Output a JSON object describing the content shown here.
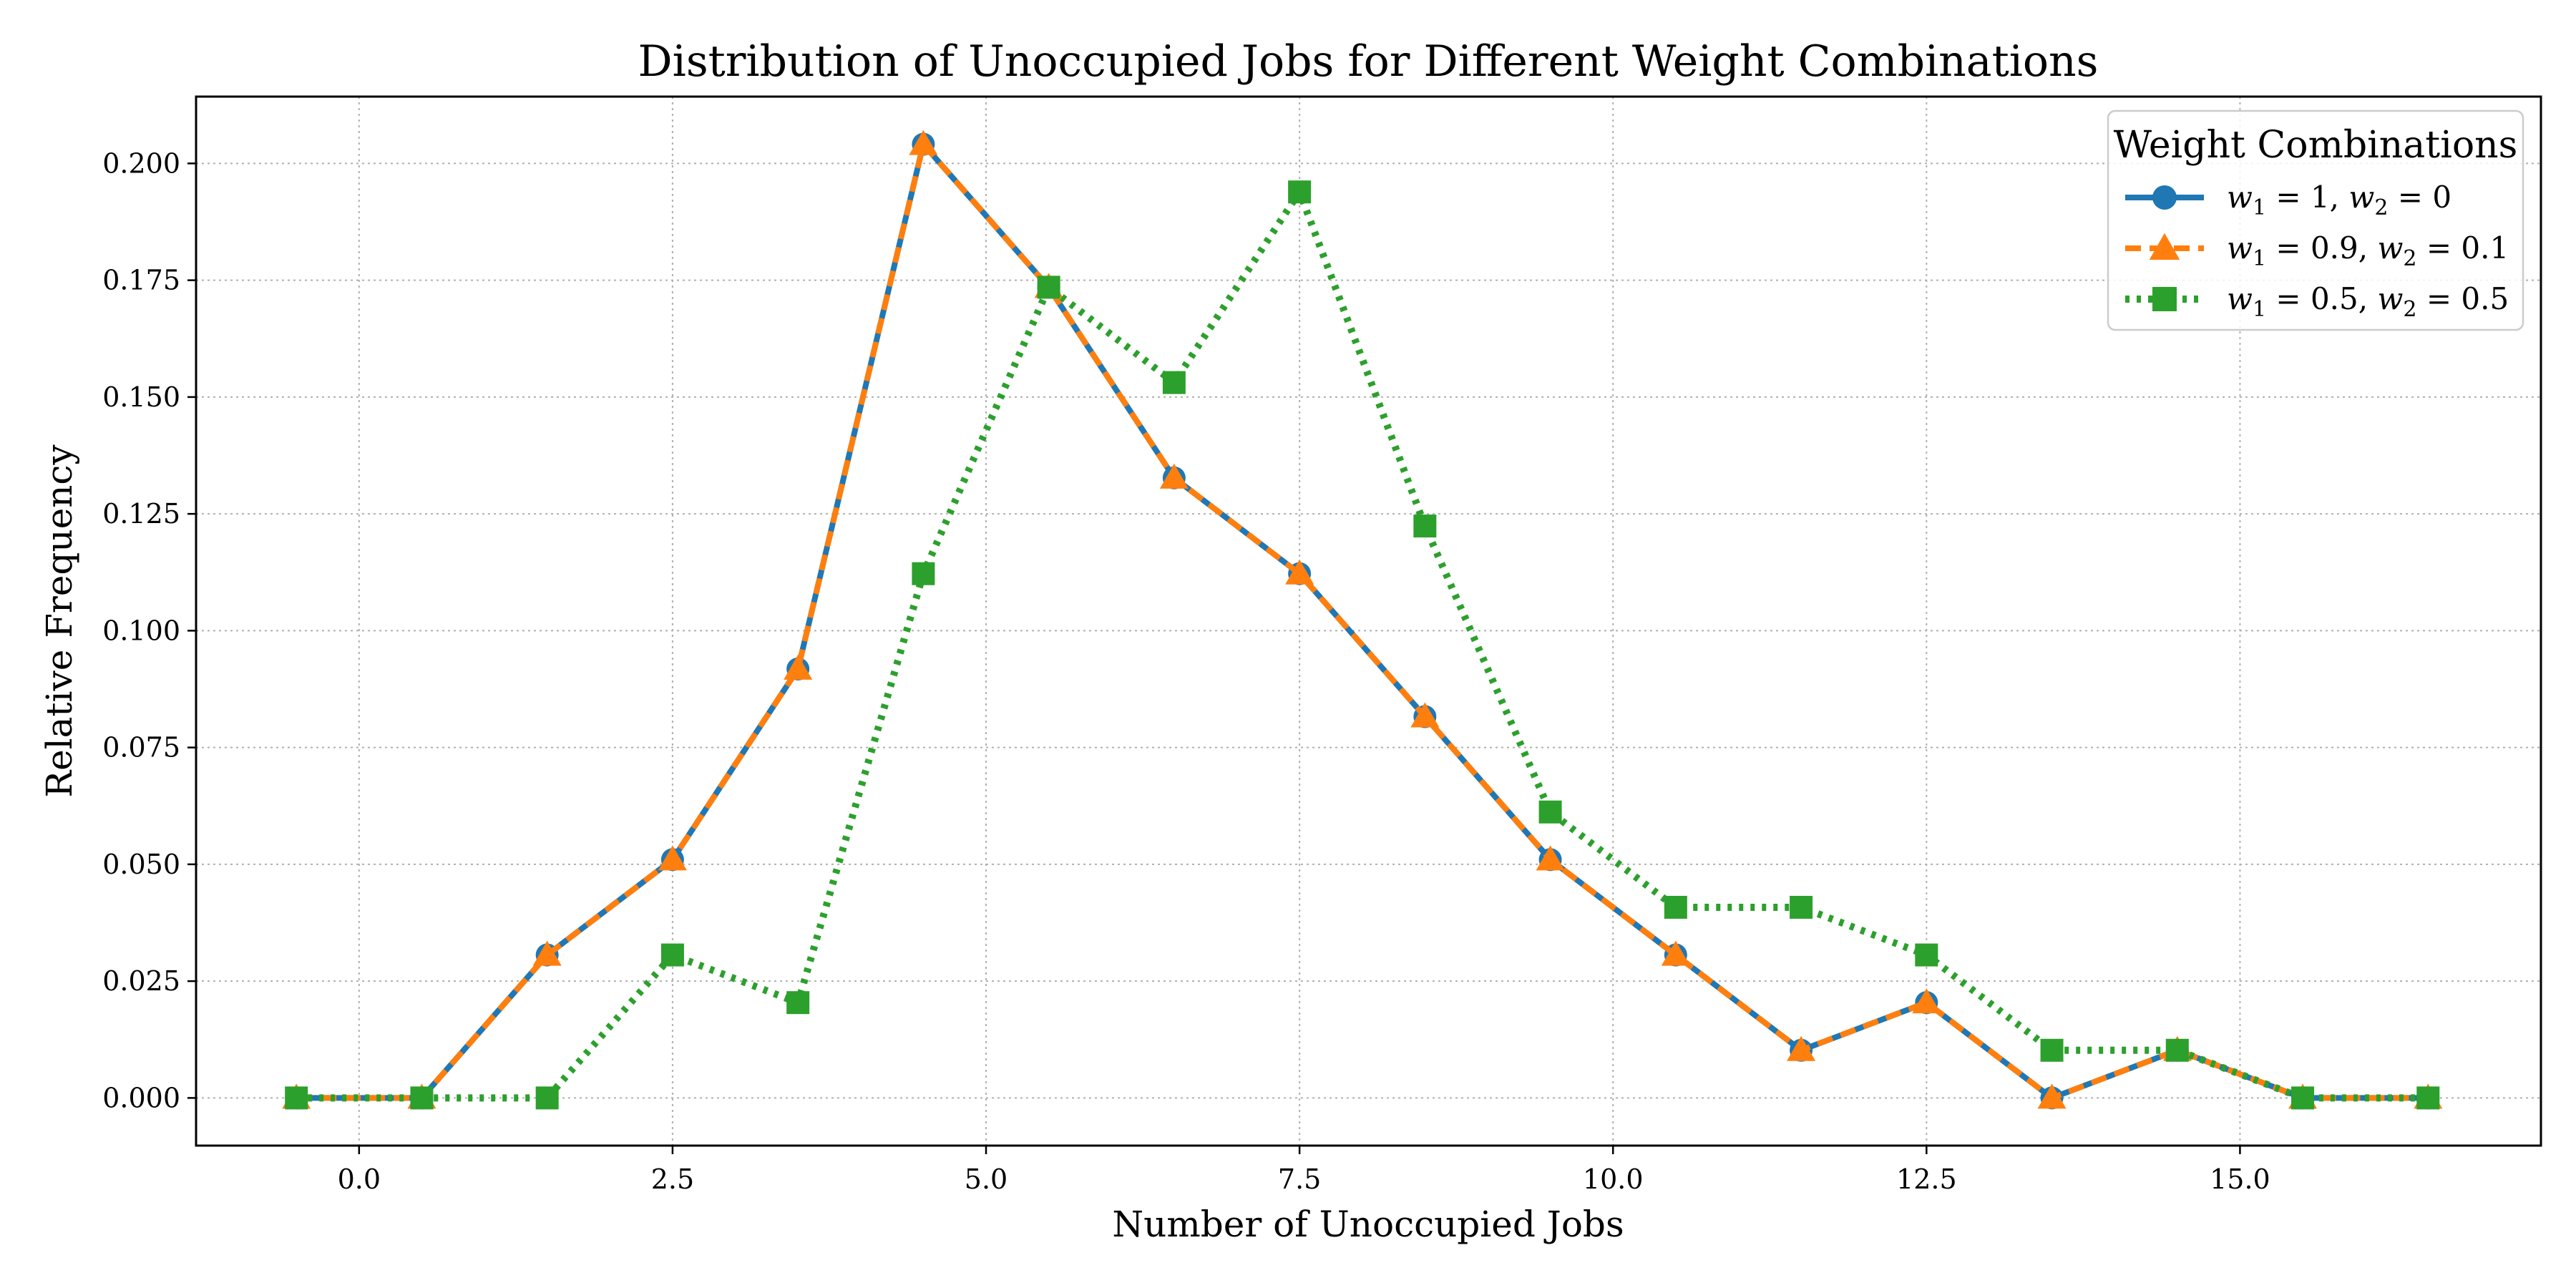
{
  "chart_data": {
    "type": "line",
    "title": "Distribution of Unoccupied Jobs for Different Weight Combinations",
    "xlabel": "Number of Unoccupied Jobs",
    "ylabel": "Relative Frequency",
    "x": [
      -0.5,
      0.5,
      1.5,
      2.5,
      3.5,
      4.5,
      5.5,
      6.5,
      7.5,
      8.5,
      9.5,
      10.5,
      11.5,
      12.5,
      13.5,
      14.5,
      15.5,
      16.5
    ],
    "xlim": [
      -1.3,
      17.4
    ],
    "ylim": [
      -0.0102,
      0.2143
    ],
    "xticks": [
      0.0,
      2.5,
      5.0,
      7.5,
      10.0,
      12.5,
      15.0
    ],
    "xtick_labels": [
      "0.0",
      "2.5",
      "5.0",
      "7.5",
      "10.0",
      "12.5",
      "15.0"
    ],
    "yticks": [
      0.0,
      0.025,
      0.05,
      0.075,
      0.1,
      0.125,
      0.15,
      0.175,
      0.2
    ],
    "ytick_labels": [
      "0.000",
      "0.025",
      "0.050",
      "0.075",
      "0.100",
      "0.125",
      "0.150",
      "0.175",
      "0.200"
    ],
    "grid": true,
    "legend": {
      "title": "Weight Combinations",
      "placement": "top-right"
    },
    "series": [
      {
        "name": "w1 = 1, w2 = 0",
        "label_parts": {
          "a": "1",
          "b": "0"
        },
        "color": "#1f77b4",
        "marker": "circle",
        "linestyle": "solid",
        "values": [
          0.0,
          0.0,
          0.0306,
          0.051,
          0.0918,
          0.2041,
          0.1735,
          0.1327,
          0.1122,
          0.0816,
          0.051,
          0.0306,
          0.0102,
          0.0204,
          0.0,
          0.0102,
          0.0,
          0.0
        ]
      },
      {
        "name": "w1 = 0.9, w2 = 0.1",
        "label_parts": {
          "a": "0.9",
          "b": "0.1"
        },
        "color": "#ff7f0e",
        "marker": "triangle",
        "linestyle": "dashed",
        "values": [
          0.0,
          0.0,
          0.0306,
          0.051,
          0.0918,
          0.2041,
          0.1735,
          0.1327,
          0.1122,
          0.0816,
          0.051,
          0.0306,
          0.0102,
          0.0204,
          0.0,
          0.0102,
          0.0,
          0.0
        ]
      },
      {
        "name": "w1 = 0.5, w2 = 0.5",
        "label_parts": {
          "a": "0.5",
          "b": "0.5"
        },
        "color": "#2ca02c",
        "marker": "square",
        "linestyle": "dotted",
        "values": [
          0.0,
          0.0,
          0.0,
          0.0306,
          0.0204,
          0.1122,
          0.1735,
          0.1531,
          0.1939,
          0.1224,
          0.0612,
          0.0408,
          0.0408,
          0.0306,
          0.0102,
          0.0102,
          0.0,
          0.0
        ]
      }
    ]
  }
}
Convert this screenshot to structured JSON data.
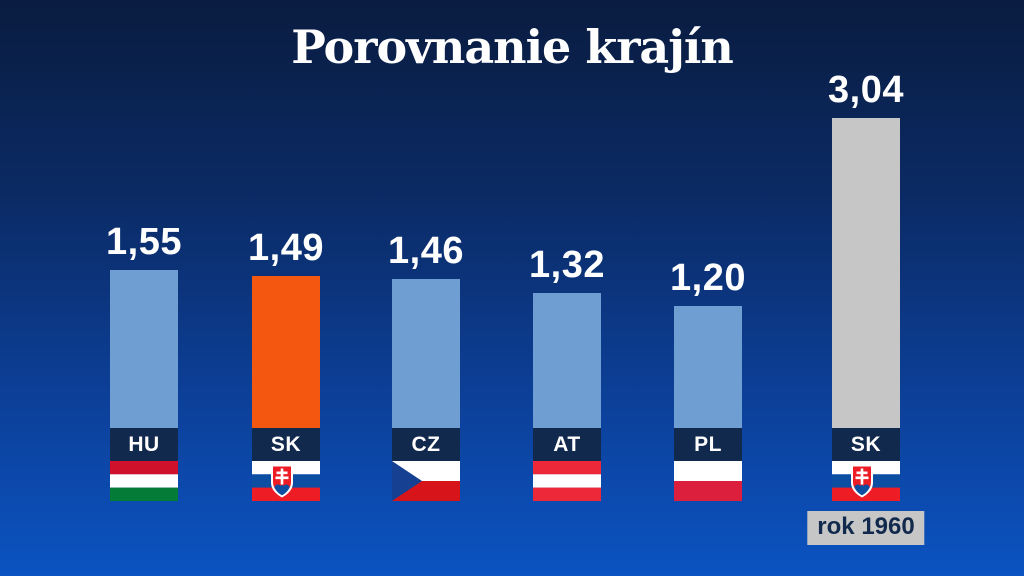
{
  "title": "Porovnanie krajín",
  "annotation": "rok 1960",
  "colors": {
    "background_top": "#0a1c40",
    "background_bottom": "#0b53c1",
    "bar_default": "#6f9ed3",
    "bar_highlight": "#f4570f",
    "bar_historic": "#c6c6c6",
    "label_box": "#12294e",
    "value_text": "#ffffff",
    "annotation_bg": "#c6c6c6",
    "annotation_text": "#12294e"
  },
  "chart_data": {
    "type": "bar",
    "title": "Porovnanie krajín",
    "categories": [
      "HU",
      "SK",
      "CZ",
      "AT",
      "PL",
      "SK"
    ],
    "values": [
      1.55,
      1.49,
      1.46,
      1.32,
      1.2,
      3.04
    ],
    "ylim": [
      0,
      3.04
    ],
    "grid": false,
    "legend": false,
    "xlabel": "",
    "ylabel": "",
    "bars": [
      {
        "code": "HU",
        "value": 1.55,
        "value_label": "1,55",
        "color": "#6f9ed3",
        "flag": "hu",
        "note": ""
      },
      {
        "code": "SK",
        "value": 1.49,
        "value_label": "1,49",
        "color": "#f4570f",
        "flag": "sk",
        "note": ""
      },
      {
        "code": "CZ",
        "value": 1.46,
        "value_label": "1,46",
        "color": "#6f9ed3",
        "flag": "cz",
        "note": ""
      },
      {
        "code": "AT",
        "value": 1.32,
        "value_label": "1,32",
        "color": "#6f9ed3",
        "flag": "at",
        "note": ""
      },
      {
        "code": "PL",
        "value": 1.2,
        "value_label": "1,20",
        "color": "#6f9ed3",
        "flag": "pl",
        "note": ""
      },
      {
        "code": "SK",
        "value": 3.04,
        "value_label": "3,04",
        "color": "#c6c6c6",
        "flag": "sk",
        "note": "rok 1960"
      }
    ]
  }
}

——

Problem statement:
In the entries above, find every line with the word "name" and list it.

Answer for this exercise:
        "name": "w1 = 1, w2 = 0",
        "name": "w1 = 0.9, w2 = 0.1",
        "name": "w1 = 0.5, w2 = 0.5",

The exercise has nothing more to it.